- [AIM]:
Collect all the lines that mention the word "lång".

--- DATA ---

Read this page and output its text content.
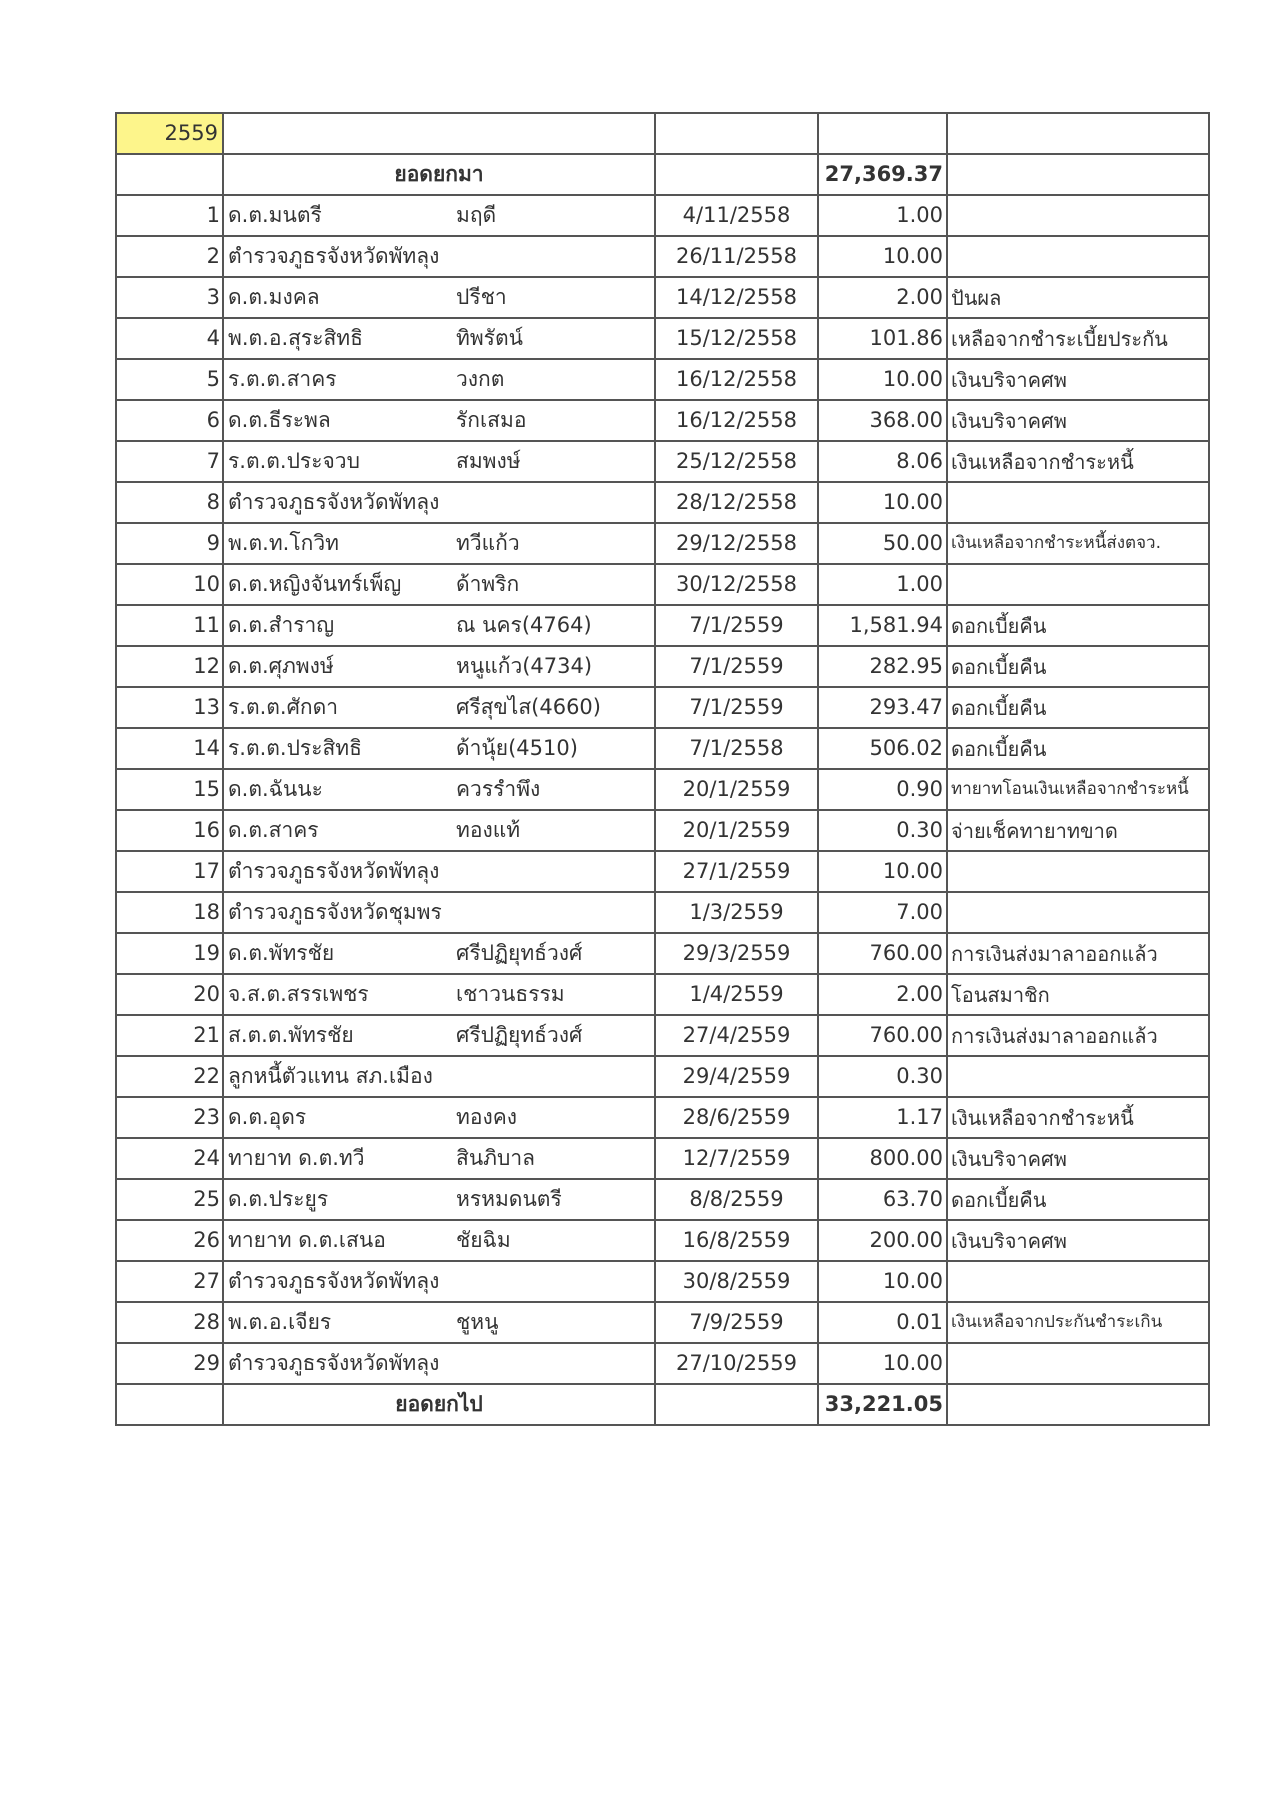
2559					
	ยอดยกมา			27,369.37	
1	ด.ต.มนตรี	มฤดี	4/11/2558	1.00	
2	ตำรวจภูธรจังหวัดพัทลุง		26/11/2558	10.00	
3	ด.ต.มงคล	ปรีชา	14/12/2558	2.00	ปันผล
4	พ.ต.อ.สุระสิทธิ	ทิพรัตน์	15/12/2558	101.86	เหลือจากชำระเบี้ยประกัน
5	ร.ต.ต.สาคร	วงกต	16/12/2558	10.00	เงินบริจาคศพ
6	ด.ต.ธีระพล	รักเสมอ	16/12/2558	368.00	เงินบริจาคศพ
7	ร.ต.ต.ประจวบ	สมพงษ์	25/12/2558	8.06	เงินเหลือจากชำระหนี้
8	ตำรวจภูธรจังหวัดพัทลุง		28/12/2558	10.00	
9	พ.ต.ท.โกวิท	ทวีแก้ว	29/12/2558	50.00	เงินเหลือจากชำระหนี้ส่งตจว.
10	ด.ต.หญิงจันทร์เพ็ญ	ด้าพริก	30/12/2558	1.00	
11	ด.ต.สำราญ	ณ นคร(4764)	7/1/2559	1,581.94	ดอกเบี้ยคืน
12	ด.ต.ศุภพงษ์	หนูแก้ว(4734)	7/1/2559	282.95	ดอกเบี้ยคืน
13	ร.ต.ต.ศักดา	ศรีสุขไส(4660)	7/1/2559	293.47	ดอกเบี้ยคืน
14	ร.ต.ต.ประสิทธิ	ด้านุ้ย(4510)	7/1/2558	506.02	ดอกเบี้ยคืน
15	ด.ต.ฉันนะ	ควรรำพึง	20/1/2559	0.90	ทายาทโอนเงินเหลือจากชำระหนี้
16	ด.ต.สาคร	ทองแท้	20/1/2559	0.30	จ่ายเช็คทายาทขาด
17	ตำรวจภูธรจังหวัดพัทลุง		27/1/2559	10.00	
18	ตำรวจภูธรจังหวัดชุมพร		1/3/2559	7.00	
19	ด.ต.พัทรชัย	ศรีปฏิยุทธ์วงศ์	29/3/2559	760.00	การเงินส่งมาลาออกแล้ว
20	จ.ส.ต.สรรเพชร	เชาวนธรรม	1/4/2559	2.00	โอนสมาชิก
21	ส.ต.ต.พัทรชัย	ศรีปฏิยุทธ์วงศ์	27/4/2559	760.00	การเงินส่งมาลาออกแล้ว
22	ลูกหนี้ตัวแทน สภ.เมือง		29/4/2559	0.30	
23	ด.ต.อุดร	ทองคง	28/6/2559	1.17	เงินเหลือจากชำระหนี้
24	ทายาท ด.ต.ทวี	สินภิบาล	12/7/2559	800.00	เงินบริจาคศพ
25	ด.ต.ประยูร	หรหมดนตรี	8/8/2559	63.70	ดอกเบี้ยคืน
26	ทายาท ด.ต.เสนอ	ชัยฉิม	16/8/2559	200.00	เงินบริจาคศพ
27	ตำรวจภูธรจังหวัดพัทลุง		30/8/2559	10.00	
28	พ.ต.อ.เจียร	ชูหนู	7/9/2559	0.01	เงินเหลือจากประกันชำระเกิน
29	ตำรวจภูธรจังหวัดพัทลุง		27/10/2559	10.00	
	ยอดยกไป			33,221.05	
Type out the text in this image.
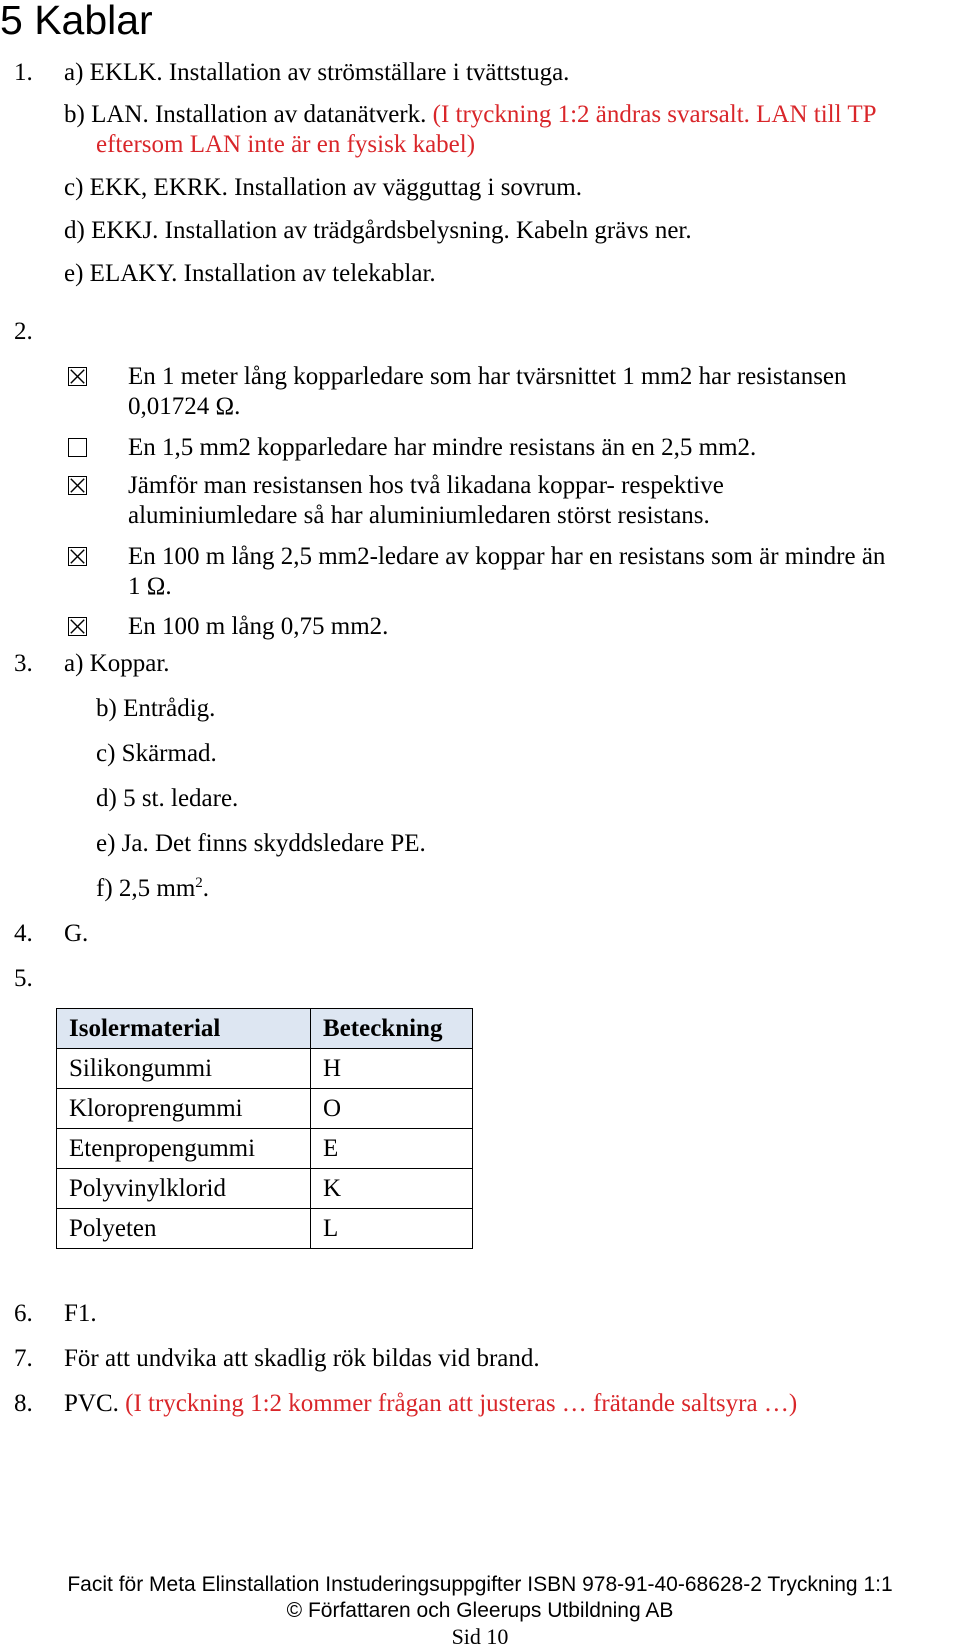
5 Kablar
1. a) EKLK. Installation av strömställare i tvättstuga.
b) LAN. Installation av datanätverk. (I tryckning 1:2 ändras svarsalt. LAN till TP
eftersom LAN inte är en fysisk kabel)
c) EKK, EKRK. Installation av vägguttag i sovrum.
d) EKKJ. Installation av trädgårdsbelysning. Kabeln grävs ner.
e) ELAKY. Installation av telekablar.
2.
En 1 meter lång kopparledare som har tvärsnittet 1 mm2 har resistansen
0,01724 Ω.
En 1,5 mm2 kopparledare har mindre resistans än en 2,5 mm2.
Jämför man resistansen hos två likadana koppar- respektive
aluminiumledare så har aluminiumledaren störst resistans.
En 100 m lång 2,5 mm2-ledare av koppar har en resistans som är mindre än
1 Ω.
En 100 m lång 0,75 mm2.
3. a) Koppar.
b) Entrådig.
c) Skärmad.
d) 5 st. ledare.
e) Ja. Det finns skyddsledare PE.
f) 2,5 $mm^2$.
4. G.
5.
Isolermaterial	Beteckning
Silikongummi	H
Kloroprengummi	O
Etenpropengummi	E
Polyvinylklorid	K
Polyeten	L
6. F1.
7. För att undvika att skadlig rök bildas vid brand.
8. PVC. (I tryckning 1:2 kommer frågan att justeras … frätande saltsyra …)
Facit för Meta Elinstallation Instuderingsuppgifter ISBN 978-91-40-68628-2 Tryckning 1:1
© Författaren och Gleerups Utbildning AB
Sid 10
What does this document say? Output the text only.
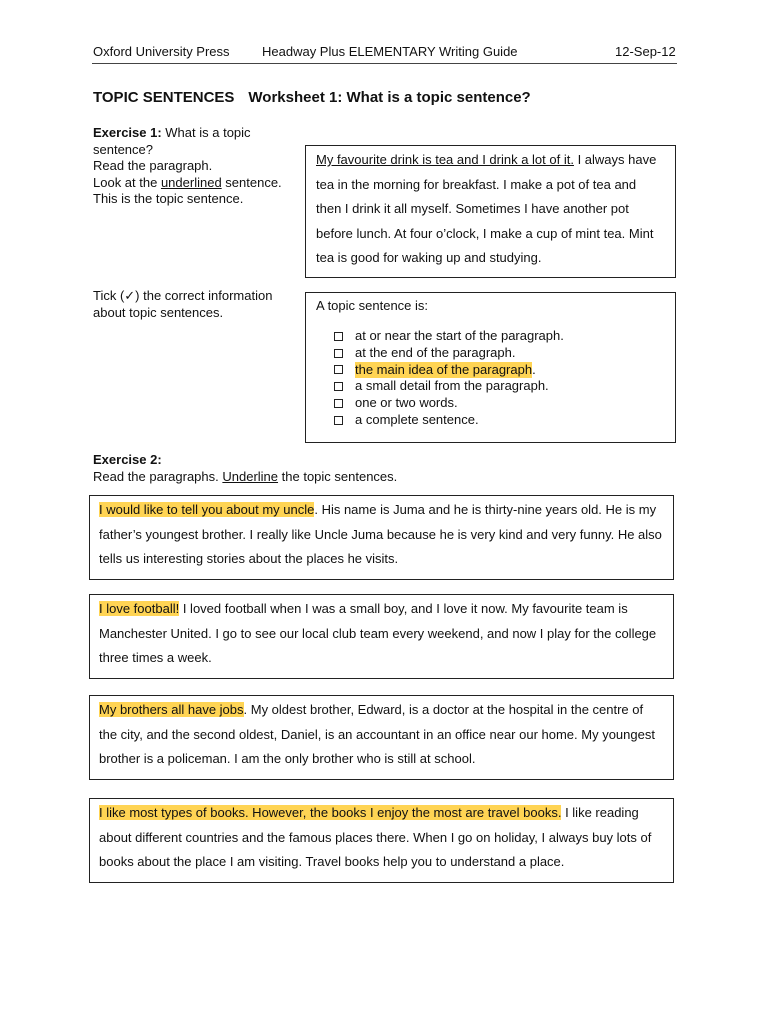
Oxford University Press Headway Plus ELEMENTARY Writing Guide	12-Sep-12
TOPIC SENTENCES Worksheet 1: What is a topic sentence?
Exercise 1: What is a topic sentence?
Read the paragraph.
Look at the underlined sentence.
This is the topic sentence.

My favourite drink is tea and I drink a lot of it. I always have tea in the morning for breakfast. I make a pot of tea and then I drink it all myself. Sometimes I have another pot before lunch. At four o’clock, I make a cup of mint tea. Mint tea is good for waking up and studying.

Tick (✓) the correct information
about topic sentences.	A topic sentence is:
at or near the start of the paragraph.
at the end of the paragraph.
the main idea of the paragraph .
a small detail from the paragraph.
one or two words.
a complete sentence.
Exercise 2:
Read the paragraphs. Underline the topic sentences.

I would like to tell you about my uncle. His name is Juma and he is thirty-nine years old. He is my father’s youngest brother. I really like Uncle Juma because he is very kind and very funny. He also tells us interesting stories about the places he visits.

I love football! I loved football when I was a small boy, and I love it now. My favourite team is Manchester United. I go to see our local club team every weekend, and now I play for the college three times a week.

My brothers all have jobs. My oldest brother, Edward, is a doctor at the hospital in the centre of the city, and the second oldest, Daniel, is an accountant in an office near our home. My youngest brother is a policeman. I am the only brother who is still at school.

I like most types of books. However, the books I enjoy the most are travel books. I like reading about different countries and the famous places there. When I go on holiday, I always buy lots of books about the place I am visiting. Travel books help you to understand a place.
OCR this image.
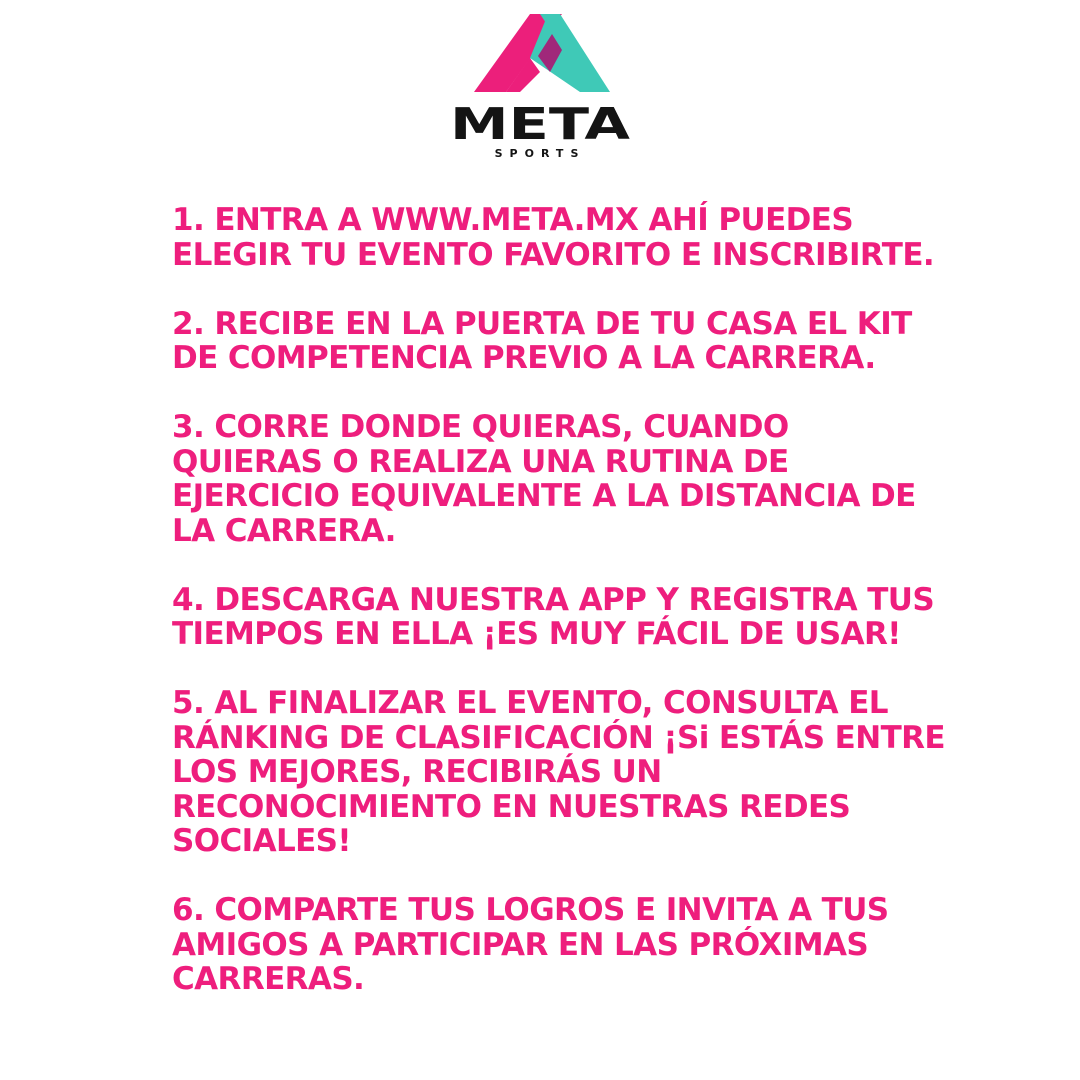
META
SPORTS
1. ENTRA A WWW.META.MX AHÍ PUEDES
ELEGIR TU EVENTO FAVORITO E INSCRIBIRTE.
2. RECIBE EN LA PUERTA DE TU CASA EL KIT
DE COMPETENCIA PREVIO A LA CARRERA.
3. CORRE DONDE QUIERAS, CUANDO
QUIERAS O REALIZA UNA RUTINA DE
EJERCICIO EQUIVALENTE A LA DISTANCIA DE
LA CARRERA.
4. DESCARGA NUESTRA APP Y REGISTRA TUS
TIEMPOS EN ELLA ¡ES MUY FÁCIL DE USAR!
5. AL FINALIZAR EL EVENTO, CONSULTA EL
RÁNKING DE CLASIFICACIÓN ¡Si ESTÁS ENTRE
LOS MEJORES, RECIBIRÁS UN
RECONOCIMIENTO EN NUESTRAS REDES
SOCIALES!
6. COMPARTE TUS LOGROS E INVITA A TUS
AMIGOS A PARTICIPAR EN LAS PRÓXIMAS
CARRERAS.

---

- [THE COMPLETED TASK]:
En 1 meter lång kopparledare som har tvärsnittet 1 mm2 har resistansen
En 100 m lång 2,5 mm2-ledare av koppar har en resistans som är mindre än
En 100 m lång 0,75 mm2.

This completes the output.